Figure record extracts

====

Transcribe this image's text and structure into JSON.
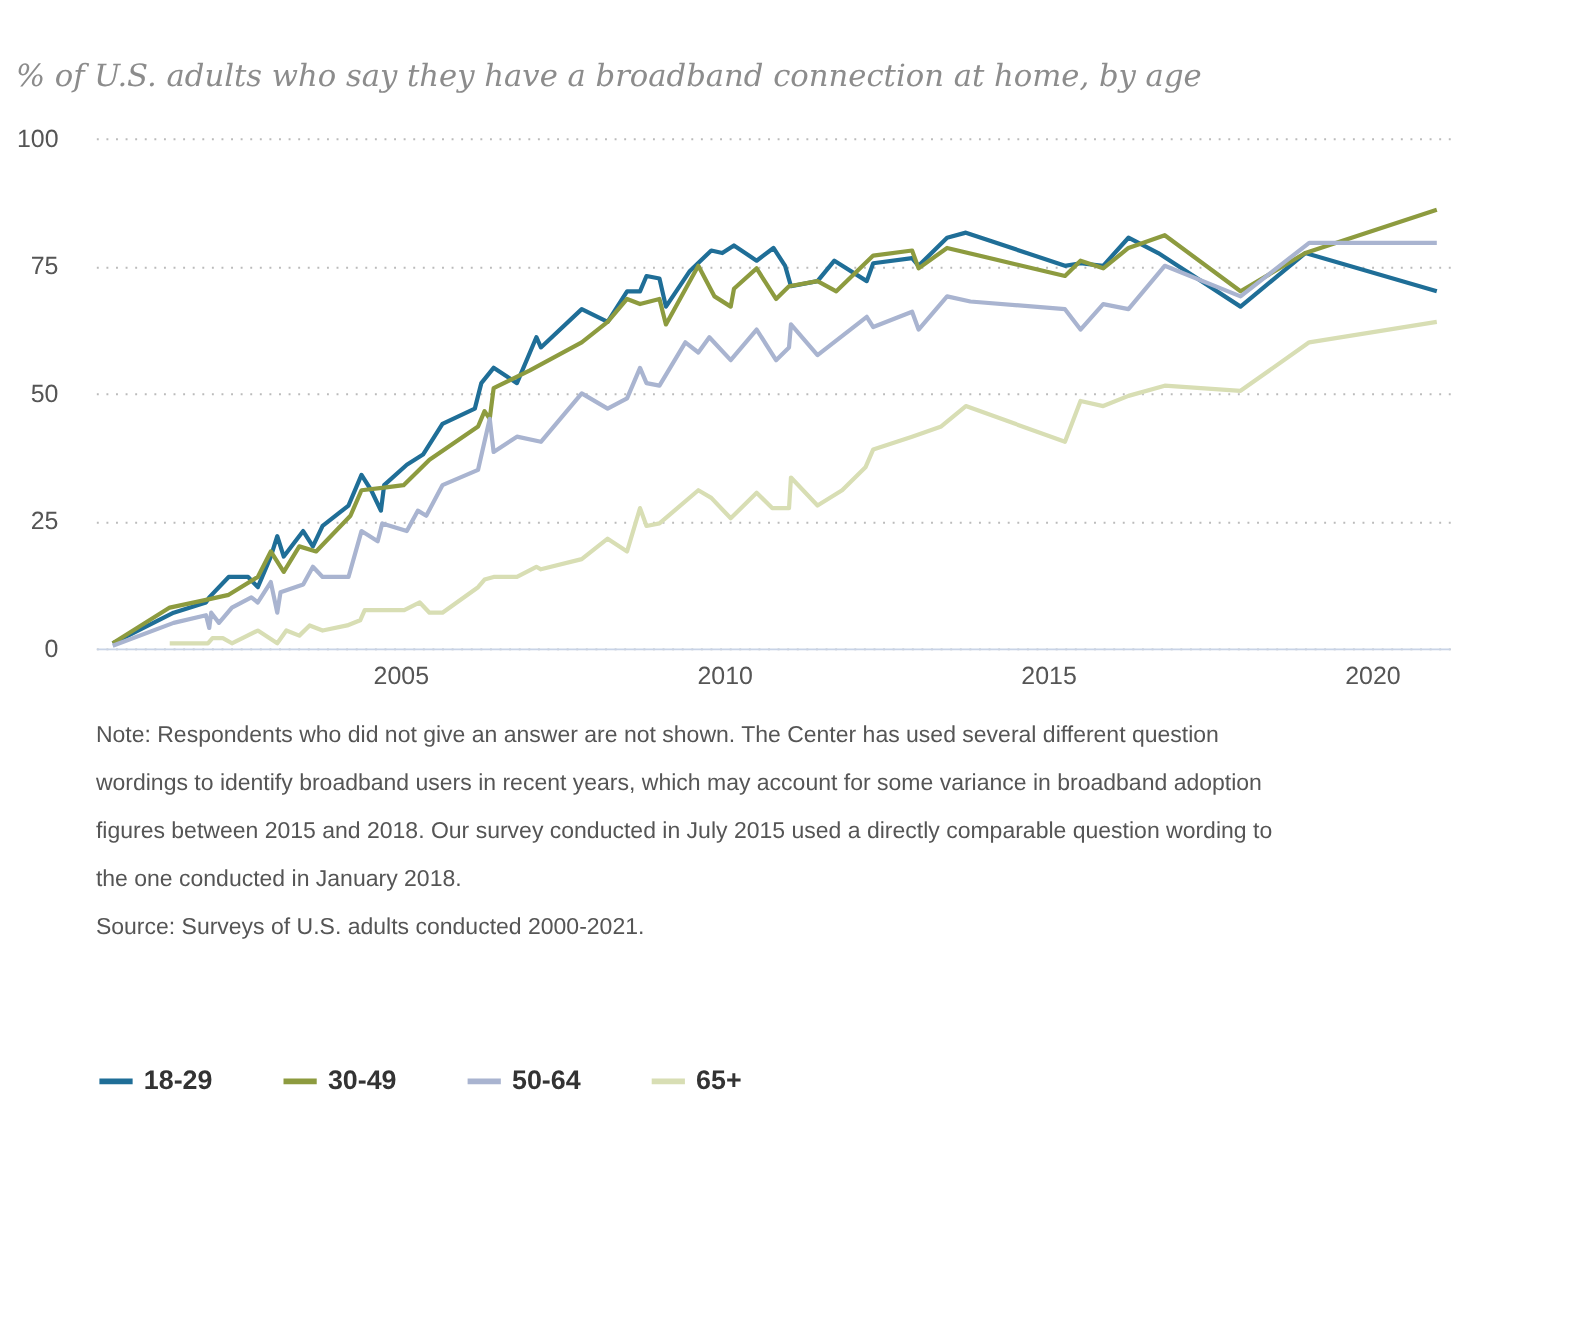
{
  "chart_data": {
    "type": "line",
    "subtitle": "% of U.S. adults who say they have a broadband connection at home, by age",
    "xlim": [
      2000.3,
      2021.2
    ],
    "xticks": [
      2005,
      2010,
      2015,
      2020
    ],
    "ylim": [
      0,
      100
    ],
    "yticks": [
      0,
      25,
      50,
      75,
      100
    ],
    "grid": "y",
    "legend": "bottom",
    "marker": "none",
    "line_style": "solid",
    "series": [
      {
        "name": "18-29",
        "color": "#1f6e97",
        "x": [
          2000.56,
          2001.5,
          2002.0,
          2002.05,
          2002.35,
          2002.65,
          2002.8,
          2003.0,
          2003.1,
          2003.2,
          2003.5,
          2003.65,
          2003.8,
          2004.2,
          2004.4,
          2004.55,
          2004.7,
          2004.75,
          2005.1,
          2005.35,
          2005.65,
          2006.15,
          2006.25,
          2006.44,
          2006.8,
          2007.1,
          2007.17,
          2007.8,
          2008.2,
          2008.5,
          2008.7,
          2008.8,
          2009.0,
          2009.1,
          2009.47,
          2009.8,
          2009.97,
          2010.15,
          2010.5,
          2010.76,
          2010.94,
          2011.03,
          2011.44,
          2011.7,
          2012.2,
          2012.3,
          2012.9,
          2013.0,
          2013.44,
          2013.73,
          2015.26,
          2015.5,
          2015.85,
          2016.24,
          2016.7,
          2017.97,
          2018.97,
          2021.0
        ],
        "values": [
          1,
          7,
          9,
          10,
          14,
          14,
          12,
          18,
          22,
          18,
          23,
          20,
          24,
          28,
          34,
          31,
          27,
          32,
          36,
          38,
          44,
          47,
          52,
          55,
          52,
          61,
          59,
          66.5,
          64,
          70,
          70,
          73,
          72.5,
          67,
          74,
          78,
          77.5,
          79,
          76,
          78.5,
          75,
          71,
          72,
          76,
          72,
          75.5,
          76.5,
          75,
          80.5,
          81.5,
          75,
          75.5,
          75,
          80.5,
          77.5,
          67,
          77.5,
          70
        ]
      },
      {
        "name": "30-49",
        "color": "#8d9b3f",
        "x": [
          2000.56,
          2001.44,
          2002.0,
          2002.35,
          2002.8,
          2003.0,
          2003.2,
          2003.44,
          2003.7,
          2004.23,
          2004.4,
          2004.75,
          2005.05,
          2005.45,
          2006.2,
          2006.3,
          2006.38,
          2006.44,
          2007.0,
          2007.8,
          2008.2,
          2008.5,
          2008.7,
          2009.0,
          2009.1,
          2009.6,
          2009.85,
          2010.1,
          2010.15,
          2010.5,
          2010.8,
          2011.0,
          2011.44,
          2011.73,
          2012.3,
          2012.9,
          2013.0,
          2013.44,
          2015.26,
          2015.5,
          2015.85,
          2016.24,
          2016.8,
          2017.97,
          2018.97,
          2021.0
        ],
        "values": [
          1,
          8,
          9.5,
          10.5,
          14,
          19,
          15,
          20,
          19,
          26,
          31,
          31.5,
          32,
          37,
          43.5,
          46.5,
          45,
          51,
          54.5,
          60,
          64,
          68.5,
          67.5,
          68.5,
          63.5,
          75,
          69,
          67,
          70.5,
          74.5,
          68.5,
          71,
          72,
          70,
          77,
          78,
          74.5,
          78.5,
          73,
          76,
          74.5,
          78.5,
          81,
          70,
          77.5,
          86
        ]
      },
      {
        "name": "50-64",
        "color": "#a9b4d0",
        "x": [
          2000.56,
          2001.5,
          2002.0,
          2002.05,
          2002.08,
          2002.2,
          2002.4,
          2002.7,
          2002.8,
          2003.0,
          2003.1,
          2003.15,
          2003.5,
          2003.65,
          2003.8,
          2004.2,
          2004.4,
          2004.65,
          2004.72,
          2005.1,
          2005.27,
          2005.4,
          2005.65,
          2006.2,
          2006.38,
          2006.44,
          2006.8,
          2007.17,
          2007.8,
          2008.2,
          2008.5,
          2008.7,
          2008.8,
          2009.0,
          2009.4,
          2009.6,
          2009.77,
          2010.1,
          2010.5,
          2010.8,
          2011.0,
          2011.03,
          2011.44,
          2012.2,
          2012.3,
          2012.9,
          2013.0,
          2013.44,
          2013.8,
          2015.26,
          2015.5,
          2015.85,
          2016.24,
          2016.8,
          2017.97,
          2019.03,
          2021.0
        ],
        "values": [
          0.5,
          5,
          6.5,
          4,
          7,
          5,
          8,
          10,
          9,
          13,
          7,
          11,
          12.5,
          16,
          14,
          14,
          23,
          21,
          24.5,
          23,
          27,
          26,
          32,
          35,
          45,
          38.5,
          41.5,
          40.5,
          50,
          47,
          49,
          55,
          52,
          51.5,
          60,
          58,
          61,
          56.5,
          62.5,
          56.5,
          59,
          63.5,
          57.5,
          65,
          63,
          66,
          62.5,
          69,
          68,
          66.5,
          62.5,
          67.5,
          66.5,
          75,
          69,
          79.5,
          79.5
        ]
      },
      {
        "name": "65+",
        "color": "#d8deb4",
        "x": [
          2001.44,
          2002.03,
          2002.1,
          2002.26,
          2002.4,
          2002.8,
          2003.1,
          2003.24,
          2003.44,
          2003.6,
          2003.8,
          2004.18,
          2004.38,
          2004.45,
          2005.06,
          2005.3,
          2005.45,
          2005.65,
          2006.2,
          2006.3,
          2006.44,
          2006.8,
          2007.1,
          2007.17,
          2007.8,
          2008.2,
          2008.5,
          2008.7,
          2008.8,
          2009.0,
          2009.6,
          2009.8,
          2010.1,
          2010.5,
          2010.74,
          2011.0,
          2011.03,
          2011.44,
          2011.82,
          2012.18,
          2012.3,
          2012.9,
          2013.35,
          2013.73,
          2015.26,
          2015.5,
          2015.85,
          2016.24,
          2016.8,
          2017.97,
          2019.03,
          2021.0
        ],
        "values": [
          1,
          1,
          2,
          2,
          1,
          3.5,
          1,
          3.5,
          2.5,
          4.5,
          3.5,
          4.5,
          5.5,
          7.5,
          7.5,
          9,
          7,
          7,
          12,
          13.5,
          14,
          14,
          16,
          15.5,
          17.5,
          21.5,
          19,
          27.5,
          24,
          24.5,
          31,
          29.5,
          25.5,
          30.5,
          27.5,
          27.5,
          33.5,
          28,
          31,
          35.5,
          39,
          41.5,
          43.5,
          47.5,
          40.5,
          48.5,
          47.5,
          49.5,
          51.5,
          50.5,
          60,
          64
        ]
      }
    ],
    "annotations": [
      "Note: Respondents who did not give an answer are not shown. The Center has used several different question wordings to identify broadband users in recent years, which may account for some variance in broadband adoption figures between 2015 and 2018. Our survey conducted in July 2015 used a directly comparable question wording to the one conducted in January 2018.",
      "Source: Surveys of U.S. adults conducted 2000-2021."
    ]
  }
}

====

• [WORK TO COMPLETE] Go through the entries above and copy every line containing "broadband".

• [OUTPUT OF THE EXERCISE]
    "subtitle": "% of U.S. adults who say they have a broadband connection at home, by age",
      "Note: Respondents who did not give an answer are not shown. The Center has used several different question wordings to identify broadband users in recent years, which may account for some variance in broadband adoption figures between 2015 and 2018. Our survey conducted in July 2015 used a directly comparable question wording to the one conducted in January 2018.",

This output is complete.